▶ [Task prompt]: Extract the full listing verbatim and drop any pictures from your copy.

* * * *

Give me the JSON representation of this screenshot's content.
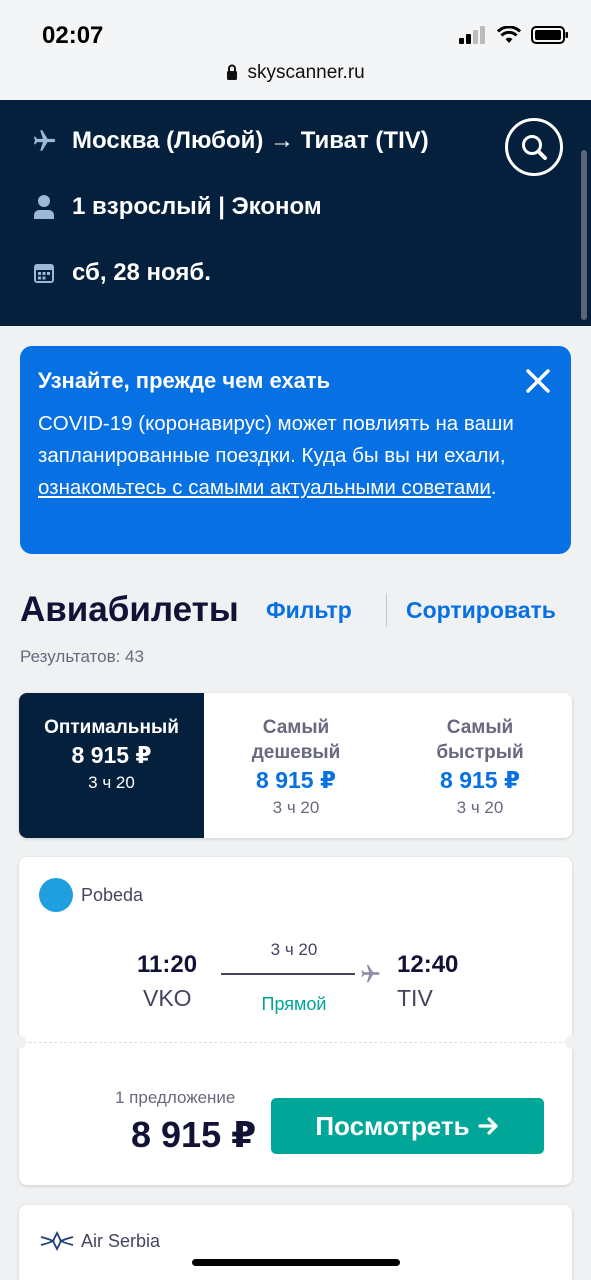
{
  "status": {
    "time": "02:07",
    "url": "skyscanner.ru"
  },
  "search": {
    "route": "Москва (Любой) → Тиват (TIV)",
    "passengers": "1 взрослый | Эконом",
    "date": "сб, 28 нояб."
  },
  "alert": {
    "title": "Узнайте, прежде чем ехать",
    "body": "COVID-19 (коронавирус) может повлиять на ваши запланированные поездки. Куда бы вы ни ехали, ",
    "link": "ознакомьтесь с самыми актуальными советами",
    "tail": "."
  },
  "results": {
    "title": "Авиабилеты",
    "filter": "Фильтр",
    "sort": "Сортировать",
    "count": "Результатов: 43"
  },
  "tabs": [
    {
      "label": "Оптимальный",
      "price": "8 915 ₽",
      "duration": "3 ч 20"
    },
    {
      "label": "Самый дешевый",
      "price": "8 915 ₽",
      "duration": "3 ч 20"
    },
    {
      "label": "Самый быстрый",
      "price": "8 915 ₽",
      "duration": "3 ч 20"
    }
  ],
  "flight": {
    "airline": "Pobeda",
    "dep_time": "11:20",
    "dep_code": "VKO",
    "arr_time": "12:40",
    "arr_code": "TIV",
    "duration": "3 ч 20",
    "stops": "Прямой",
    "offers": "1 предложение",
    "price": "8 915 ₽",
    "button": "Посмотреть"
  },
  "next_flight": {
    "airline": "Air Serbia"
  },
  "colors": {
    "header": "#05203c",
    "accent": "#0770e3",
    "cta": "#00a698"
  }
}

* * * *

▶ [Correct response]:
Give me the JSON representation of this screenshot's content.
{
  "status": {
    "time": "02:07",
    "url": "skyscanner.ru"
  },
  "search": {
    "route": "Москва (Любой) → Тиват (TIV)",
    "passengers": "1 взрослый | Эконом",
    "date": "сб, 28 нояб."
  },
  "alert": {
    "title": "Узнайте, прежде чем ехать",
    "body": "COVID-19 (коронавирус) может повлиять на ваши запланированные поездки. Куда бы вы ни ехали, ",
    "link": "ознакомьтесь с самыми актуальными советами",
    "tail": "."
  },
  "results": {
    "title": "Авиабилеты",
    "filter": "Фильтр",
    "sort": "Сортировать",
    "count": "Результатов: 43"
  },
  "tabs": [
    {
      "label": "Оптимальный",
      "price": "8 915 ₽",
      "duration": "3 ч 20"
    },
    {
      "label": "Самый дешевый",
      "price": "8 915 ₽",
      "duration": "3 ч 20"
    },
    {
      "label": "Самый быстрый",
      "price": "8 915 ₽",
      "duration": "3 ч 20"
    }
  ],
  "flight": {
    "airline": "Pobeda",
    "dep_time": "11:20",
    "dep_code": "VKO",
    "arr_time": "12:40",
    "arr_code": "TIV",
    "duration": "3 ч 20",
    "stops": "Прямой",
    "offers": "1 предложение",
    "price": "8 915 ₽",
    "button": "Посмотреть"
  },
  "next_flight": {
    "airline": "Air Serbia"
  },
  "colors": {
    "header": "#05203c",
    "accent": "#0770e3",
    "cta": "#00a698"
  }
}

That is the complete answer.